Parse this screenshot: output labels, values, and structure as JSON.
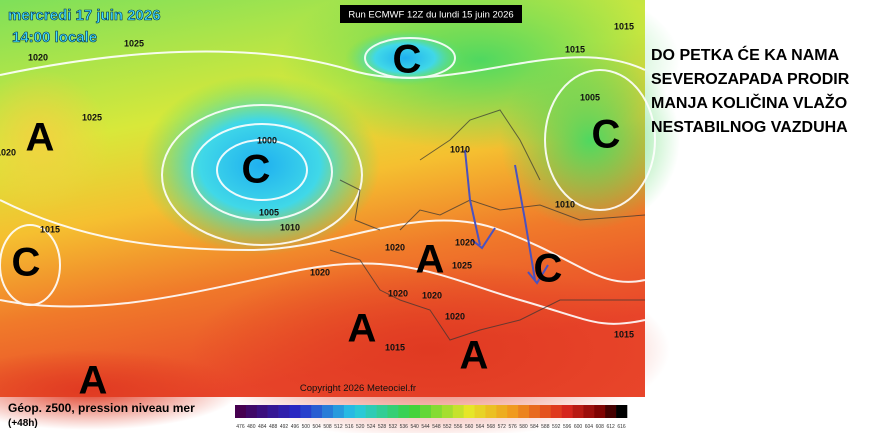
{
  "map": {
    "date": "mercredi 17 juin 2026",
    "time": "14:00 locale",
    "run": "Run ECMWF 12Z du lundi 15 juin 2026",
    "copyright": "Copyright 2026 Meteociel.fr",
    "isobar_labels": [
      "1025",
      "1020",
      "1025",
      "1020",
      "1000",
      "1005",
      "1010",
      "1015",
      "1020",
      "1020",
      "1020",
      "1025",
      "1020",
      "1020",
      "1020",
      "1015",
      "1015",
      "1015",
      "1005",
      "1010",
      "1015",
      "1010"
    ],
    "pressure_centers": [
      "A",
      "C",
      "C",
      "C",
      "C",
      "A",
      "A",
      "A",
      "A",
      "C"
    ]
  },
  "legend": {
    "title": "Géop. z500, pression niveau mer",
    "lead": "(+48h)",
    "scale": [
      476,
      480,
      484,
      488,
      492,
      496,
      500,
      504,
      508,
      512,
      516,
      520,
      524,
      528,
      532,
      536,
      540,
      544,
      548,
      552,
      556,
      560,
      564,
      568,
      572,
      576,
      580,
      584,
      588,
      592,
      596,
      600,
      604,
      608,
      612,
      616
    ]
  },
  "annotation": {
    "lines": [
      "DO PETKA ĆE KA NAMA",
      "SEVEROZAPADA PRODIR",
      "MANJA KOLIČINA VLAŽO",
      "NESTABILNOG VAZDUHA"
    ]
  }
}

◆ ◆ ◆ ◆

Leave out the pictures and restate everything else word for word.

§ TASK ANSWER
Parse this screenshot: output labels, values, and structure as JSON.
{
  "map": {
    "date": "mercredi 17 juin 2026",
    "time": "14:00 locale",
    "run": "Run ECMWF 12Z du lundi 15 juin 2026",
    "copyright": "Copyright 2026 Meteociel.fr",
    "isobar_labels": [
      "1025",
      "1020",
      "1025",
      "1020",
      "1000",
      "1005",
      "1010",
      "1015",
      "1020",
      "1020",
      "1020",
      "1025",
      "1020",
      "1020",
      "1020",
      "1015",
      "1015",
      "1015",
      "1005",
      "1010",
      "1015",
      "1010"
    ],
    "pressure_centers": [
      "A",
      "C",
      "C",
      "C",
      "C",
      "A",
      "A",
      "A",
      "A",
      "C"
    ]
  },
  "legend": {
    "title": "Géop. z500, pression niveau mer",
    "lead": "(+48h)",
    "scale": [
      476,
      480,
      484,
      488,
      492,
      496,
      500,
      504,
      508,
      512,
      516,
      520,
      524,
      528,
      532,
      536,
      540,
      544,
      548,
      552,
      556,
      560,
      564,
      568,
      572,
      576,
      580,
      584,
      588,
      592,
      596,
      600,
      604,
      608,
      612,
      616
    ]
  },
  "annotation": {
    "lines": [
      "DO PETKA ĆE KA NAMA",
      "SEVEROZAPADA PRODIR",
      "MANJA KOLIČINA VLAŽO",
      "NESTABILNOG VAZDUHA"
    ]
  }
}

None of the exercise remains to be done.